[Short exercise]: Look for "millones" in each line of the entries, and return the matching lines.

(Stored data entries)
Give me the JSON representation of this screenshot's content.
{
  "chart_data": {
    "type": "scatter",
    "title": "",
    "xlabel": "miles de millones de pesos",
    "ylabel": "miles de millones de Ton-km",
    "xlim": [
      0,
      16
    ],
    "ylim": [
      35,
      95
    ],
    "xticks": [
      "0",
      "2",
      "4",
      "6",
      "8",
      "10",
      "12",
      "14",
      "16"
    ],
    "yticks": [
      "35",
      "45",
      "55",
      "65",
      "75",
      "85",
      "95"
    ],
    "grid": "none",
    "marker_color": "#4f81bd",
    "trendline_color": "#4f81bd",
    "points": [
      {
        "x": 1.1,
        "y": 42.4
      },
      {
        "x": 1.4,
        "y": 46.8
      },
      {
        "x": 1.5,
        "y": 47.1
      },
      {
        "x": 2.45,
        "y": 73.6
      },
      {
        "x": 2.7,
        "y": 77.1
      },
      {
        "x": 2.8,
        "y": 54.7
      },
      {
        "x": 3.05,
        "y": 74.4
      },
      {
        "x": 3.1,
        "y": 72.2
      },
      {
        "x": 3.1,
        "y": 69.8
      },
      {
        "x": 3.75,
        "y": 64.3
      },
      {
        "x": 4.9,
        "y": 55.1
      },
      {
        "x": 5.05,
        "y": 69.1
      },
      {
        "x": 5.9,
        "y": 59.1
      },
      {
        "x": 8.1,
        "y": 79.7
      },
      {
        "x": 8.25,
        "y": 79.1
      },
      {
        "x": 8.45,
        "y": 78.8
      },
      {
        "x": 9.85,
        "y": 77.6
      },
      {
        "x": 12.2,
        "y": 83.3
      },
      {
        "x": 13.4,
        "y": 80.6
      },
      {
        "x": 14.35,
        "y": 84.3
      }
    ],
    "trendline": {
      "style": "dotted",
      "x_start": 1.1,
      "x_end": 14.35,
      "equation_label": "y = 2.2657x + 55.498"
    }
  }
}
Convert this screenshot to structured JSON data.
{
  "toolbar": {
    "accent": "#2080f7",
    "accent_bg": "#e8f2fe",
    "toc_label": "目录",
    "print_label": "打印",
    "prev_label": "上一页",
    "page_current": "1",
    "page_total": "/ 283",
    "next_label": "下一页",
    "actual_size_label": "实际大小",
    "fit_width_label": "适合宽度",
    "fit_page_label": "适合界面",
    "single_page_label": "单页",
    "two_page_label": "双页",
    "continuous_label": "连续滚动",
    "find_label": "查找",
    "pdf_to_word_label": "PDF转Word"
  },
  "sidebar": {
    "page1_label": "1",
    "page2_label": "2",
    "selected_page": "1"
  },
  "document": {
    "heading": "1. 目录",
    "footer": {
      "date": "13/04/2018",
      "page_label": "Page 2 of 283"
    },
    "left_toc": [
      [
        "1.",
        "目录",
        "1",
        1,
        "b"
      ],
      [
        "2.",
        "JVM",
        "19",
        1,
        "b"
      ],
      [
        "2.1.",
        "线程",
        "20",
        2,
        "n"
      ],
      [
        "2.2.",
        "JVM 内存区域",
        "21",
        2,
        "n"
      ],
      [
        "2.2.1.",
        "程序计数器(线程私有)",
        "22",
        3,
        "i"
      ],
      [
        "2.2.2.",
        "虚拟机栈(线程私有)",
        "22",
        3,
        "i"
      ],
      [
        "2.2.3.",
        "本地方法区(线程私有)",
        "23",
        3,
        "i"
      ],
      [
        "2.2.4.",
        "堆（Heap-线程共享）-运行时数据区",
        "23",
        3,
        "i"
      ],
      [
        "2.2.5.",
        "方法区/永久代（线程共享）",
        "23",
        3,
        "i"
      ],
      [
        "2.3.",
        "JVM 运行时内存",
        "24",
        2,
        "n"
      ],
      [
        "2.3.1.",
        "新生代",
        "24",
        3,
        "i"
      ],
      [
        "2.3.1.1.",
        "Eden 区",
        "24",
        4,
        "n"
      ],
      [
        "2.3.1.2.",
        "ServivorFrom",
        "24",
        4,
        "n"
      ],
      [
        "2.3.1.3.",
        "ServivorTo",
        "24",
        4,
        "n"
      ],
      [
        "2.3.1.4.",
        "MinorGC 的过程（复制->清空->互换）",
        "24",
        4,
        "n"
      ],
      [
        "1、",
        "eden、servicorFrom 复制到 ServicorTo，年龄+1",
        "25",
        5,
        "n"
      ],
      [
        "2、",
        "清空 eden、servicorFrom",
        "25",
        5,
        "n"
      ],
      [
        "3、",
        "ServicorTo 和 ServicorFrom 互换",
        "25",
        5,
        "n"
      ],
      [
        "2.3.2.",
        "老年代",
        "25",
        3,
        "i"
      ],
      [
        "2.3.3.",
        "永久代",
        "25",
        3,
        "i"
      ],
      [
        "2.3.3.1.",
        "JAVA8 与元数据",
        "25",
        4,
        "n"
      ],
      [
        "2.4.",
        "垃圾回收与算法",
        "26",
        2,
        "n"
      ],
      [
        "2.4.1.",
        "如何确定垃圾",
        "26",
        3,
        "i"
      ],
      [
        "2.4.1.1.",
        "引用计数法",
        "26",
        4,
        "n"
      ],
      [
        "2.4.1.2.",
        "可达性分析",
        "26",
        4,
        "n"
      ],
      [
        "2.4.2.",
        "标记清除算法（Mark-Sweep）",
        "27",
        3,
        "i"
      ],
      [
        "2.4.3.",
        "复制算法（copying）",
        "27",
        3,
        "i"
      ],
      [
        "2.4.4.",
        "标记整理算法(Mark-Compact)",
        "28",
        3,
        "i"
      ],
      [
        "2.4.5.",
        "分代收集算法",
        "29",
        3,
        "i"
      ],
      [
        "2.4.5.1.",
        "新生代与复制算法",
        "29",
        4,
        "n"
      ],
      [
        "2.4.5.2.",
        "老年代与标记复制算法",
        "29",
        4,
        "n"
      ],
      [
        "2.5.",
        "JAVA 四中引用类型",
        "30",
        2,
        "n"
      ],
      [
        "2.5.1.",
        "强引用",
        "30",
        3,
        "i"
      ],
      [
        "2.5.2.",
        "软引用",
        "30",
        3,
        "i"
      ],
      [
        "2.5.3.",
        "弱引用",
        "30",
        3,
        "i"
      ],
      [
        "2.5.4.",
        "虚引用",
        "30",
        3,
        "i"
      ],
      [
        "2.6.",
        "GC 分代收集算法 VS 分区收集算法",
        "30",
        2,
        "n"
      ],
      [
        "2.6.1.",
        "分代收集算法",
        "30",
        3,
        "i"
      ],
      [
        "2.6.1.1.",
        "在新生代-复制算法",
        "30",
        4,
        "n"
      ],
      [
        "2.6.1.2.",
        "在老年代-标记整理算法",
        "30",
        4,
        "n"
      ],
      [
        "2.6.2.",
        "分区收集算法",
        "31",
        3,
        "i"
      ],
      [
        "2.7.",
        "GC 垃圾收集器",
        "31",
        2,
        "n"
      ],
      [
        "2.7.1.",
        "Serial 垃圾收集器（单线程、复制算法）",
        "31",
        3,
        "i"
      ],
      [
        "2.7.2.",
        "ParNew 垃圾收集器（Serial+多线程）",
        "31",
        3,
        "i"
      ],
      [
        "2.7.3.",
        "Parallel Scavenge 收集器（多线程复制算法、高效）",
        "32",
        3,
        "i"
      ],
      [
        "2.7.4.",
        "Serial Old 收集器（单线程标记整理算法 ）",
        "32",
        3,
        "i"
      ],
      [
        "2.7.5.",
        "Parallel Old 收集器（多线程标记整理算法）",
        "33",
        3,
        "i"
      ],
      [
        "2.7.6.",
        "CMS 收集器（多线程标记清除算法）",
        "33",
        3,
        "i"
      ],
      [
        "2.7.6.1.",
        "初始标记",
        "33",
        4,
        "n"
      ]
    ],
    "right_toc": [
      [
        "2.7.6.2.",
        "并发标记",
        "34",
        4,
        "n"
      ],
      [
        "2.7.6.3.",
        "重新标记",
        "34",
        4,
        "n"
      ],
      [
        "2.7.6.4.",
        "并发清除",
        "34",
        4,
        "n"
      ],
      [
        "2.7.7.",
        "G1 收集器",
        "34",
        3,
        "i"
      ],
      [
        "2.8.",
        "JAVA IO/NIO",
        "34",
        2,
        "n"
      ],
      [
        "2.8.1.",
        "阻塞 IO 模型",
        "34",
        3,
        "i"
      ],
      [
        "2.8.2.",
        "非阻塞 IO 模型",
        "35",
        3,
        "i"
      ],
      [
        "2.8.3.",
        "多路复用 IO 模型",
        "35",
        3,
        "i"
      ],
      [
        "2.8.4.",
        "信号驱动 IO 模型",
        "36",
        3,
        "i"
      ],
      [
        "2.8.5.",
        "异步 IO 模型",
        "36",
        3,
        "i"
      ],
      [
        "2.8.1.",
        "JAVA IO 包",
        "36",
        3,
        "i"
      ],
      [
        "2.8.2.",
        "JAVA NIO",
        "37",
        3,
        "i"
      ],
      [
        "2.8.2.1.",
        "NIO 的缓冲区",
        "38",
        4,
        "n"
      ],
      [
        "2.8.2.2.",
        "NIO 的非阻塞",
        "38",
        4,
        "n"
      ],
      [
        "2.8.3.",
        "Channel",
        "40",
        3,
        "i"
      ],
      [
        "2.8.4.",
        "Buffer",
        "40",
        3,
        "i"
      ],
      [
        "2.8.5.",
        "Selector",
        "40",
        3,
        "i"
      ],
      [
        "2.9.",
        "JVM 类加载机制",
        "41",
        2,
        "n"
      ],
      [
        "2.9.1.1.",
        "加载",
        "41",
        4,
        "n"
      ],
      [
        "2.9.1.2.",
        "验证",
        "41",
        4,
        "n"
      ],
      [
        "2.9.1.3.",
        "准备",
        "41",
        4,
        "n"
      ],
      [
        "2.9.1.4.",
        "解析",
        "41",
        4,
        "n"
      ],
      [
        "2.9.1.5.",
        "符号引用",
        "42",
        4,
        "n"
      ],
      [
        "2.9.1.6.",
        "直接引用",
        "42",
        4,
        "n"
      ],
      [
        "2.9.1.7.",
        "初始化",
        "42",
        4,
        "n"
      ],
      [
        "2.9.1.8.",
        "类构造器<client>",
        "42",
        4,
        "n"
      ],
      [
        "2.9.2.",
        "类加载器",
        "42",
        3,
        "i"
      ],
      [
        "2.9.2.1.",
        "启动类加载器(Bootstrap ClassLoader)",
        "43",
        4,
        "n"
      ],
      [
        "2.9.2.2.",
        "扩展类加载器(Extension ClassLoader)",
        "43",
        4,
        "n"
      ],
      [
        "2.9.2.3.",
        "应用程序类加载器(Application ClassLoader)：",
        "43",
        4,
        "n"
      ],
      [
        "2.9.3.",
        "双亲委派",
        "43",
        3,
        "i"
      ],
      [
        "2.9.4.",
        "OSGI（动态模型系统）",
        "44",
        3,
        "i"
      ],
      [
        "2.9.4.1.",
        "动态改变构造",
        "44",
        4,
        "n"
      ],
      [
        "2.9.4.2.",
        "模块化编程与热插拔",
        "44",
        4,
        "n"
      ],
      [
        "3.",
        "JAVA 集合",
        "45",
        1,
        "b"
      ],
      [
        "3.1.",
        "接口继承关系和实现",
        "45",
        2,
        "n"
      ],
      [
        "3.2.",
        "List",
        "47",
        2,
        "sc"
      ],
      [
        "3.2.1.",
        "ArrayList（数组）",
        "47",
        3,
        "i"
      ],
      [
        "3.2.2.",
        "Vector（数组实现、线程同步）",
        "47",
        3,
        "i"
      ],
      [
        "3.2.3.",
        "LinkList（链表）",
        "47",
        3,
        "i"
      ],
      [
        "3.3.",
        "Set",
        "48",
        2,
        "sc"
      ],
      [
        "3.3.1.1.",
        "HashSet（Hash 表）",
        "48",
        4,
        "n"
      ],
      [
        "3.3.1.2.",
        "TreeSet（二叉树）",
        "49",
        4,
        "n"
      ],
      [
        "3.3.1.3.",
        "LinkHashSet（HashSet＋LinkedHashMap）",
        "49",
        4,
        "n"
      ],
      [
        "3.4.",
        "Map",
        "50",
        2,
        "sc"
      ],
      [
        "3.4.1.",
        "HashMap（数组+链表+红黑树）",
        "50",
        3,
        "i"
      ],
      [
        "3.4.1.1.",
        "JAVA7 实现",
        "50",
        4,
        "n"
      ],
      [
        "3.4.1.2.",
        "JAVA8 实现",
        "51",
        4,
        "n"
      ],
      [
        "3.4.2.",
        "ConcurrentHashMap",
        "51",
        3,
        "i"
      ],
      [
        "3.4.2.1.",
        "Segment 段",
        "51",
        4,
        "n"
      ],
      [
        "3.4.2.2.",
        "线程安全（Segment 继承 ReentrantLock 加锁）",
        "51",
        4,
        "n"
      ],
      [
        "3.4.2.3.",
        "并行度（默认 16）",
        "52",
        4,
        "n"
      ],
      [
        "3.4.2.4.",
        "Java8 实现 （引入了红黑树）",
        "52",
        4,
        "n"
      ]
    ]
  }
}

[Final answer]:
    "xlabel": "miles de millones de pesos",
    "ylabel": "miles de millones de Ton-km",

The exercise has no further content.